### Required work
Copy every record below exactly.

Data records
------------------------------------
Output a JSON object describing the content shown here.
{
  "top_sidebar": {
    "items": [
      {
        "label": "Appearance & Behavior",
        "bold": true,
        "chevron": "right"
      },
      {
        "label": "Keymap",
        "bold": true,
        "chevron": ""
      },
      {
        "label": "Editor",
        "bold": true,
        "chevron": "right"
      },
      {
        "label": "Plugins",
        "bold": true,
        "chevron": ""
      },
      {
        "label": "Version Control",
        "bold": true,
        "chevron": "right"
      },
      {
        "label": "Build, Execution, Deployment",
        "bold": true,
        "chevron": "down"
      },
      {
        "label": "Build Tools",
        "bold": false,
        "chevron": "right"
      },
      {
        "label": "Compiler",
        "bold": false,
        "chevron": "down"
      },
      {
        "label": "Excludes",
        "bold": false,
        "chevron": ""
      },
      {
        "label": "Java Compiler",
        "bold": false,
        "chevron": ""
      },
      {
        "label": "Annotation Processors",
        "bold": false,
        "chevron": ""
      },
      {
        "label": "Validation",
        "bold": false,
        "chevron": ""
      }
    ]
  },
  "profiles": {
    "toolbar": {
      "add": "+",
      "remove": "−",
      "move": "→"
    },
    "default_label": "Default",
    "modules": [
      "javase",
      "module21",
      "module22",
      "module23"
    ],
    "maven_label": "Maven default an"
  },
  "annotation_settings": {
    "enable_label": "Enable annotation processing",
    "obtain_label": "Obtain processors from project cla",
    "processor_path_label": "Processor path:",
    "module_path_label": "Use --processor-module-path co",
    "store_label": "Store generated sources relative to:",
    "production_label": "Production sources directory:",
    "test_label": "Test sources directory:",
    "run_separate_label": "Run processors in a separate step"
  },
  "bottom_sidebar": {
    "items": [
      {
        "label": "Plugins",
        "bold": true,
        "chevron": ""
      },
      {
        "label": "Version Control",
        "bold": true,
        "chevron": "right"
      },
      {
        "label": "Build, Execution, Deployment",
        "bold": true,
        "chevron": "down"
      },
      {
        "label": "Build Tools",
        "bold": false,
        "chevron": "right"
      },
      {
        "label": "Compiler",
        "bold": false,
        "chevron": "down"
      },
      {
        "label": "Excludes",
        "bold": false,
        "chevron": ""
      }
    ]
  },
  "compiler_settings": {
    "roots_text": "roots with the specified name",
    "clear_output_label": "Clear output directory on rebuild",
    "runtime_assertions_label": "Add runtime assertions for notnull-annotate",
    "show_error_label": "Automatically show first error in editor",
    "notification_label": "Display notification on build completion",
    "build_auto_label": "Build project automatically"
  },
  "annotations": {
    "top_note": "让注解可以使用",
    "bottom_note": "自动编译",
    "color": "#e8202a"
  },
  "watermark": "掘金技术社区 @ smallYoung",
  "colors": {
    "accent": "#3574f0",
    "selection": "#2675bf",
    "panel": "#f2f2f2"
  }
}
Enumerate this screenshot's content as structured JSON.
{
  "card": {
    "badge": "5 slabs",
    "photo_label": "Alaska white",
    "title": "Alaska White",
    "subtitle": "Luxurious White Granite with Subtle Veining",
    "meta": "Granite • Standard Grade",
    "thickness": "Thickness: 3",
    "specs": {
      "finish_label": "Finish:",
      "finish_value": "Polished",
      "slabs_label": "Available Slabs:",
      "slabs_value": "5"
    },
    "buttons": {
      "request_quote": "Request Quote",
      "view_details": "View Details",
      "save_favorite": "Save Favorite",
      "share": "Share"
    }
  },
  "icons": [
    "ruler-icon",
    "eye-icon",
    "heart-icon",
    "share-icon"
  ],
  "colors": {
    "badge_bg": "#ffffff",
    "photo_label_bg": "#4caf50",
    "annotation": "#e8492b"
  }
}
------------------------------------
### Exercise result
Output a JSON object describing the content shown here.
{
  "top_sidebar": {
    "items": [
      {
        "label": "Appearance & Behavior",
        "bold": true,
        "chevron": "right"
      },
      {
        "label": "Keymap",
        "bold": true,
        "chevron": ""
      },
      {
        "label": "Editor",
        "bold": true,
        "chevron": "right"
      },
      {
        "label": "Plugins",
        "bold": true,
        "chevron": ""
      },
      {
        "label": "Version Control",
        "bold": true,
        "chevron": "right"
      },
      {
        "label": "Build, Execution, Deployment",
        "bold": true,
        "chevron": "down"
      },
      {
        "label": "Build Tools",
        "bold": false,
        "chevron": "right"
      },
      {
        "label": "Compiler",
        "bold": false,
        "chevron": "down"
      },
      {
        "label": "Excludes",
        "bold": false,
        "chevron": ""
      },
      {
        "label": "Java Compiler",
        "bold": false,
        "chevron": ""
      },
      {
        "label": "Annotation Processors",
        "bold": false,
        "chevron": ""
      },
      {
        "label": "Validation",
        "bold": false,
        "chevron": ""
      }
    ]
  },
  "profiles": {
    "toolbar": {
      "add": "+",
      "remove": "−",
      "move": "→"
    },
    "default_label": "Default",
    "modules": [
      "javase",
      "module21",
      "module22",
      "module23"
    ],
    "maven_label": "Maven default an"
  },
  "annotation_settings": {
    "enable_label": "Enable annotation processing",
    "obtain_label": "Obtain processors from project cla",
    "processor_path_label": "Processor path:",
    "module_path_label": "Use --processor-module-path co",
    "store_label": "Store generated sources relative to:",
    "production_label": "Production sources directory:",
    "test_label": "Test sources directory:",
    "run_separate_label": "Run processors in a separate step"
  },
  "bottom_sidebar": {
    "items": [
      {
        "label": "Plugins",
        "bold": true,
        "chevron": ""
      },
      {
        "label": "Version Control",
        "bold": true,
        "chevron": "right"
      },
      {
        "label": "Build, Execution, Deployment",
        "bold": true,
        "chevron": "down"
      },
      {
        "label": "Build Tools",
        "bold": false,
        "chevron": "right"
      },
      {
        "label": "Compiler",
        "bold": false,
        "chevron": "down"
      },
      {
        "label": "Excludes",
        "bold": false,
        "chevron": ""
      }
    ]
  },
  "compiler_settings": {
    "roots_text": "roots with the specified name",
    "clear_output_label": "Clear output directory on rebuild",
    "runtime_assertions_label": "Add runtime assertions for notnull-annotate",
    "show_error_label": "Automatically show first error in editor",
    "notification_label": "Display notification on build completion",
    "build_auto_label": "Build project automatically"
  },
  "annotations": {
    "top_note": "让注解可以使用",
    "bottom_note": "自动编译",
    "color": "#e8202a"
  },
  "watermark": "掘金技术社区 @ smallYoung",
  "colors": {
    "accent": "#3574f0",
    "selection": "#2675bf",
    "panel": "#f2f2f2"
  }
}
Enumerate this screenshot's content as structured JSON.
{
  "card": {
    "badge": "5 slabs",
    "photo_label": "Alaska white",
    "title": "Alaska White",
    "subtitle": "Luxurious White Granite with Subtle Veining",
    "meta": "Granite • Standard Grade",
    "thickness": "Thickness: 3",
    "specs": {
      "finish_label": "Finish:",
      "finish_value": "Polished",
      "slabs_label": "Available Slabs:",
      "slabs_value": "5"
    },
    "buttons": {
      "request_quote": "Request Quote",
      "view_details": "View Details",
      "save_favorite": "Save Favorite",
      "share": "Share"
    }
  },
  "icons": [
    "ruler-icon",
    "eye-icon",
    "heart-icon",
    "share-icon"
  ],
  "colors": {
    "badge_bg": "#ffffff",
    "photo_label_bg": "#4caf50",
    "annotation": "#e8492b"
  }
}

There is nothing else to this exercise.